Start of Material provided

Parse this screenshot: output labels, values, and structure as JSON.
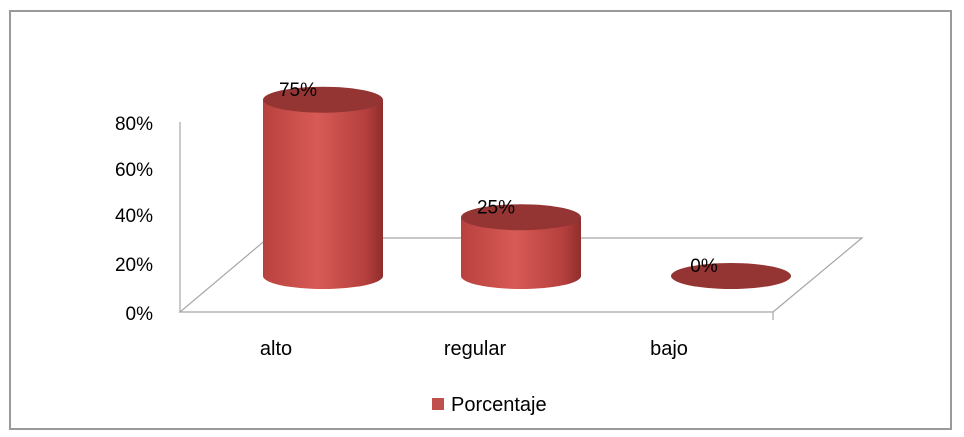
{
  "chart_data": {
    "type": "bar",
    "style": "3d-cylinder",
    "categories": [
      "alto",
      "regular",
      "bajo"
    ],
    "series": [
      {
        "name": "Porcentaje",
        "values": [
          75,
          25,
          0
        ],
        "color": "#c0504d"
      }
    ],
    "data_labels": [
      "75%",
      "25%",
      "0%"
    ],
    "y_ticks": [
      "0%",
      "20%",
      "40%",
      "60%",
      "80%"
    ],
    "ylim": [
      0,
      80
    ],
    "grid": false,
    "legend": "bottom"
  }
}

End of Material provided

Task to carry out: Leave out every picture and copy the rest of the records exactly.

Response:
Parse this screenshot: output labels, values, and structure as JSON.
{
  "chart_data": {
    "type": "bar",
    "style": "3d-cylinder",
    "categories": [
      "alto",
      "regular",
      "bajo"
    ],
    "series": [
      {
        "name": "Porcentaje",
        "values": [
          75,
          25,
          0
        ],
        "color": "#c0504d"
      }
    ],
    "data_labels": [
      "75%",
      "25%",
      "0%"
    ],
    "y_ticks": [
      "0%",
      "20%",
      "40%",
      "60%",
      "80%"
    ],
    "ylim": [
      0,
      80
    ],
    "grid": false,
    "legend": "bottom"
  }
}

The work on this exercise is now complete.